**WRITTEN EXERCISE**
Repeat the data verbatim.

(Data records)
(begin)

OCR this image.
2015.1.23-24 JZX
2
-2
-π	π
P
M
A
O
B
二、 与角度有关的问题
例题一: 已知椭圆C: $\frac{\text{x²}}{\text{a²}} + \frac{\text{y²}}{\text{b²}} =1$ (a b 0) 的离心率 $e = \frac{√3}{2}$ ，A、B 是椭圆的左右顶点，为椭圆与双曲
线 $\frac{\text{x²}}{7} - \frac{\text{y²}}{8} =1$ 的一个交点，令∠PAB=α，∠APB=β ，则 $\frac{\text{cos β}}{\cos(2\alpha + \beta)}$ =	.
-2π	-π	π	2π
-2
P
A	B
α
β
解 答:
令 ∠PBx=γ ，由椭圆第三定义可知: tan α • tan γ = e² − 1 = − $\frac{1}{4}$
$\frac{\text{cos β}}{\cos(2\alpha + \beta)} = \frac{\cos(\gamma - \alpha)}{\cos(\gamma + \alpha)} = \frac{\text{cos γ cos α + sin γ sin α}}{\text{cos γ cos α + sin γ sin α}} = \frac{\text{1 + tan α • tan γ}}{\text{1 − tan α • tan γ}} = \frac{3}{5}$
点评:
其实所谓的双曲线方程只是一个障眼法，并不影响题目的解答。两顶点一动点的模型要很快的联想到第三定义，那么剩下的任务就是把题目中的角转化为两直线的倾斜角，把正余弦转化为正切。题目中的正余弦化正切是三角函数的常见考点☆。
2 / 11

(end)

**EXERCISE SOLUTION**
OCR this image.
2015.1.23-24 JZX
2
-2
-π	π
P
M
A
O
B
二、 与角度有关的问题
例题一: 已知椭圆C: $\frac{\text{x²}}{\text{a²}} + \frac{\text{y²}}{\text{b²}} =1$ (a b 0) 的离心率 $e = \frac{√3}{2}$ ，A、B 是椭圆的左右顶点，为椭圆与双曲
线 $\frac{\text{x²}}{7} - \frac{\text{y²}}{8} =1$ 的一个交点，令∠PAB=α，∠APB=β ，则 $\frac{\text{cos β}}{\cos(2\alpha + \beta)}$ =	.
-2π	-π	π	2π
-2
P
A	B
α
β
解 答:
令 ∠PBx=γ ，由椭圆第三定义可知: tan α • tan γ = e² − 1 = − $\frac{1}{4}$
$\frac{\text{cos β}}{\cos(2\alpha + \beta)} = \frac{\cos(\gamma - \alpha)}{\cos(\gamma + \alpha)} = \frac{\text{cos γ cos α + sin γ sin α}}{\text{cos γ cos α + sin γ sin α}} = \frac{\text{1 + tan α • tan γ}}{\text{1 − tan α • tan γ}} = \frac{3}{5}$
点评:
其实所谓的双曲线方程只是一个障眼法，并不影响题目的解答。两顶点一动点的模型要很快的联想到第三定义，那么剩下的任务就是把题目中的角转化为两直线的倾斜角，把正余弦转化为正切。题目中的正余弦化正切是三角函数的常见考点☆。
2 / 11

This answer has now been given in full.